**TASK DETAILS**. Can you reproduce the listing line for line, from its first line through the line that contains "school-badge[interactable]: 高 [758, 474, 782, 498]", both ends included?

**RAW RECORDS**.
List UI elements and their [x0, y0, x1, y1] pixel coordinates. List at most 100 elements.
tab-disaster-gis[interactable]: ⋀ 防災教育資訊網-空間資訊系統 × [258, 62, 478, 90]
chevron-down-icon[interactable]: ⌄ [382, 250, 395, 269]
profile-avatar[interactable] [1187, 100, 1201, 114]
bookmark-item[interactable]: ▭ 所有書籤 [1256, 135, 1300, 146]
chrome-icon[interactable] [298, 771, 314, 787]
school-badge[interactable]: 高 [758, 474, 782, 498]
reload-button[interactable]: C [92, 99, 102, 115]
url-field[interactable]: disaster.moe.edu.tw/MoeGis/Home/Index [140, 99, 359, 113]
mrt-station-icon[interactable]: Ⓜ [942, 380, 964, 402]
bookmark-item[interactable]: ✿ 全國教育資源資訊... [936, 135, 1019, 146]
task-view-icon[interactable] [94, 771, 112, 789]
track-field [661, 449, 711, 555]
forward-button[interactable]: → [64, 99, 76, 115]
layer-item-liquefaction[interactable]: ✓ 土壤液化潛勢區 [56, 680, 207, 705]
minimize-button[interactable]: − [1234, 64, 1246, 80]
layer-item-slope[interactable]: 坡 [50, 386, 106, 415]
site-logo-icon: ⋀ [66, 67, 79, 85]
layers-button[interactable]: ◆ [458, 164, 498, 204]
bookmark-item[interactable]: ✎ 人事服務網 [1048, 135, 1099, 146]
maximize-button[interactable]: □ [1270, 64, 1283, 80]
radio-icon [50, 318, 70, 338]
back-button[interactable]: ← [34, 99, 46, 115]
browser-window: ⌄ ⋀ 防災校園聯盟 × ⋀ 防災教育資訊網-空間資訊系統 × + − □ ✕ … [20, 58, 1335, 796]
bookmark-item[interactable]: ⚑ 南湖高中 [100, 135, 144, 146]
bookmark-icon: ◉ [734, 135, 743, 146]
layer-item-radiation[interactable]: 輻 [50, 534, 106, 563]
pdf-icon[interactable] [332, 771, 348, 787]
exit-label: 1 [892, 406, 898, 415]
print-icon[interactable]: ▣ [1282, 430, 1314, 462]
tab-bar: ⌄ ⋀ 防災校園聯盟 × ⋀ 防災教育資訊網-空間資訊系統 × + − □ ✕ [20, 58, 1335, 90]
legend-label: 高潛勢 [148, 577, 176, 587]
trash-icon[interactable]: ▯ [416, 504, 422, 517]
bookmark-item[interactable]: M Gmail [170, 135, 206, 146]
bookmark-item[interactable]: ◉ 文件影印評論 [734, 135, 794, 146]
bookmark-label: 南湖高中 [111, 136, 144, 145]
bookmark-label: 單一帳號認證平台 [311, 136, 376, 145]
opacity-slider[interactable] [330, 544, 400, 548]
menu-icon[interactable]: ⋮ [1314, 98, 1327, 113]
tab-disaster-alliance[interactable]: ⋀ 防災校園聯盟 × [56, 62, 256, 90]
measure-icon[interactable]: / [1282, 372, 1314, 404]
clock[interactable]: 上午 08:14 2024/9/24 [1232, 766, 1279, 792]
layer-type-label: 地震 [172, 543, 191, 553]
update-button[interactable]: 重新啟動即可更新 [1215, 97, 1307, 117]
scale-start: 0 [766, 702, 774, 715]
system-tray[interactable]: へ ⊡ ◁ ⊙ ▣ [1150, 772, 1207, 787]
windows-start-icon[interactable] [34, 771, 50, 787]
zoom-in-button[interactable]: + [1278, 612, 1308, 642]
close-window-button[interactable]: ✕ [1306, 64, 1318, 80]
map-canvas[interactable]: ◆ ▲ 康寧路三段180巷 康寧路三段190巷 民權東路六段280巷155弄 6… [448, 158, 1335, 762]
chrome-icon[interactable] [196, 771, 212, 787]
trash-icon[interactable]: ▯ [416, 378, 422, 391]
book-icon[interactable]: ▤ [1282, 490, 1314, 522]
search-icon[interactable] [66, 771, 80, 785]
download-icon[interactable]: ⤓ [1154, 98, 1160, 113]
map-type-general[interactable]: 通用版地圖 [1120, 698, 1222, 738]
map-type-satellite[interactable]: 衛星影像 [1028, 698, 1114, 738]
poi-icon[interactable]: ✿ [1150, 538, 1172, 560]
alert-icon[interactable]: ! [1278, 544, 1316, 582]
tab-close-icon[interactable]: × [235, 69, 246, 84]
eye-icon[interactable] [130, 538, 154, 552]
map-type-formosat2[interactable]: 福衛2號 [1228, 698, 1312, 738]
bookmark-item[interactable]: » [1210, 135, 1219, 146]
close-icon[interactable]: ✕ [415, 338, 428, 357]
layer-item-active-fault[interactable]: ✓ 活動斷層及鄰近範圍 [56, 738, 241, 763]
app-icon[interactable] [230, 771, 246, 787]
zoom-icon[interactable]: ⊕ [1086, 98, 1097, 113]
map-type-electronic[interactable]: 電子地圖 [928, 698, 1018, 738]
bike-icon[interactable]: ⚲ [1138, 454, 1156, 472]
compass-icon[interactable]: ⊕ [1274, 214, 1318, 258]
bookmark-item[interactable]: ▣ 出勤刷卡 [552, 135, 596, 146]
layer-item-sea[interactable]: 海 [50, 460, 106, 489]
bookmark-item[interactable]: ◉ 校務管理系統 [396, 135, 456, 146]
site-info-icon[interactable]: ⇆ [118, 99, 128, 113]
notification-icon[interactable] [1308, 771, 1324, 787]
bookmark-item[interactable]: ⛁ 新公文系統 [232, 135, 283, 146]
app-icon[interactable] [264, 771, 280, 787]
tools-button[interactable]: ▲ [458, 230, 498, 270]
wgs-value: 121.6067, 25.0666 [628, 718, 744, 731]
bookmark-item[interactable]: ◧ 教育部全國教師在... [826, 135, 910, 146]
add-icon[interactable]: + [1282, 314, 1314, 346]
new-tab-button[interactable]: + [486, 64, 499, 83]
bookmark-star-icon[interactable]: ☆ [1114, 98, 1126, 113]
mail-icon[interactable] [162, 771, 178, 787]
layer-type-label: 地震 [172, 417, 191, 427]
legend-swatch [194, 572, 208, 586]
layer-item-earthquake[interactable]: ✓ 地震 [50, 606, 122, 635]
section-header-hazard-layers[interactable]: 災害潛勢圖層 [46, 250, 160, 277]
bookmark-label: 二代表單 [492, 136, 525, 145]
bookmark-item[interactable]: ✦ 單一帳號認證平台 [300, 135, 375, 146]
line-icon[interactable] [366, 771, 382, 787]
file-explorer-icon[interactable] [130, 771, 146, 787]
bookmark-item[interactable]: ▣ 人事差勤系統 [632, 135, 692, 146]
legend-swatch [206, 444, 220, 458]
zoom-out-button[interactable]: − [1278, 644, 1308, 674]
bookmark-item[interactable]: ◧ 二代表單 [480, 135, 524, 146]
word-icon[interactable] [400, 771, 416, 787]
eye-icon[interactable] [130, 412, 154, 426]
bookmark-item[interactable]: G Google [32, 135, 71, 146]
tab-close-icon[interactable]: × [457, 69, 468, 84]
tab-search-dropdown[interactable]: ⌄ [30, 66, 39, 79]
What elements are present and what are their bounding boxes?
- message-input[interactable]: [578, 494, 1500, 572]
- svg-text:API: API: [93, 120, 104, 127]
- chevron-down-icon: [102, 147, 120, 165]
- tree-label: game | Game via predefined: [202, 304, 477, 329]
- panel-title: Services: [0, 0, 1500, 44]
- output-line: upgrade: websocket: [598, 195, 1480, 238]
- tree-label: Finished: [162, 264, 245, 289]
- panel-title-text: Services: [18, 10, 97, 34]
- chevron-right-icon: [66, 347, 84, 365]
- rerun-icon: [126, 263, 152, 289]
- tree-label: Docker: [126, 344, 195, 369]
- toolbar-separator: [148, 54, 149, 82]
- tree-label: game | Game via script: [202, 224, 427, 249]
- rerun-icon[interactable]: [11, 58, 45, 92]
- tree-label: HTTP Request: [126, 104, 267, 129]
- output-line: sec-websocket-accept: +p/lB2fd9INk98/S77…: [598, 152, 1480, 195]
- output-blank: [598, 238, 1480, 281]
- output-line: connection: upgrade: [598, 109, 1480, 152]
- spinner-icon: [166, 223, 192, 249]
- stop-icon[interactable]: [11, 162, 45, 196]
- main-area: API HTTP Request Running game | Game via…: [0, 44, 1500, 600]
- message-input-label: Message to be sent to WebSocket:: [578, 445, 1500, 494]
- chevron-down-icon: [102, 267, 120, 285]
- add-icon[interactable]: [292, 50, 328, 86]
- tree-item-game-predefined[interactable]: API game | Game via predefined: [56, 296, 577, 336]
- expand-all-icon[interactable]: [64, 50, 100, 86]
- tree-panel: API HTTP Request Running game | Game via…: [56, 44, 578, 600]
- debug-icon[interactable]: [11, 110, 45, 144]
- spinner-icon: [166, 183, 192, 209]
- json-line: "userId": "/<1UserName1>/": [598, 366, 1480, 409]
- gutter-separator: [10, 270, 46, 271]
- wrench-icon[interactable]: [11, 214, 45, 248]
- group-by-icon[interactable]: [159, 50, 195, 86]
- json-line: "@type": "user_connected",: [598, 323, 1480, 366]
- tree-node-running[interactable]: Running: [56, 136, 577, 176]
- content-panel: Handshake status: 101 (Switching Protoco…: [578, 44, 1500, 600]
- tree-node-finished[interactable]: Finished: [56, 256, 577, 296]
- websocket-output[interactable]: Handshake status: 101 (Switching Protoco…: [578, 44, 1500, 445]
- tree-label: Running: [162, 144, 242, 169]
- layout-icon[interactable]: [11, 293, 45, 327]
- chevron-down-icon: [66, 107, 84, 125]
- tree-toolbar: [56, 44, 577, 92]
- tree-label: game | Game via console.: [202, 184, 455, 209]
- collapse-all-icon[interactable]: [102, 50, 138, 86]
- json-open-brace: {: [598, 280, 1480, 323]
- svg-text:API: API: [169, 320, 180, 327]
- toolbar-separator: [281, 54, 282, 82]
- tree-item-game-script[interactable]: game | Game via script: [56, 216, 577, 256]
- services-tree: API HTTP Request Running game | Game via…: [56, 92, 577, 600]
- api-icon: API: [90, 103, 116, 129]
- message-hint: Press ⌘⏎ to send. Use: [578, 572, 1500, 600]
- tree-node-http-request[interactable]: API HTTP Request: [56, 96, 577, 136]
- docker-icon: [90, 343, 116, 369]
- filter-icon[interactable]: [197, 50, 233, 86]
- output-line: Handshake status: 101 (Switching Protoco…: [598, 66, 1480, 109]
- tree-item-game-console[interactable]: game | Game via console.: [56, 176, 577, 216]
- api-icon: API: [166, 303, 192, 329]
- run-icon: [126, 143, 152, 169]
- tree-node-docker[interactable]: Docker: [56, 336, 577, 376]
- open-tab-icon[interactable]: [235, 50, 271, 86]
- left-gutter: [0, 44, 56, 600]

**RESPONSE BELOW**.
List UI elements and their [x0, y0, x1, y1] pixel coordinates. List at most 100 elements.
tab-disaster-gis[interactable]: ⋀ 防災教育資訊網-空間資訊系統 × [258, 62, 478, 90]
chevron-down-icon[interactable]: ⌄ [382, 250, 395, 269]
profile-avatar[interactable] [1187, 100, 1201, 114]
bookmark-item[interactable]: ▭ 所有書籤 [1256, 135, 1300, 146]
chrome-icon[interactable] [298, 771, 314, 787]
school-badge[interactable]: 高 [758, 474, 782, 498]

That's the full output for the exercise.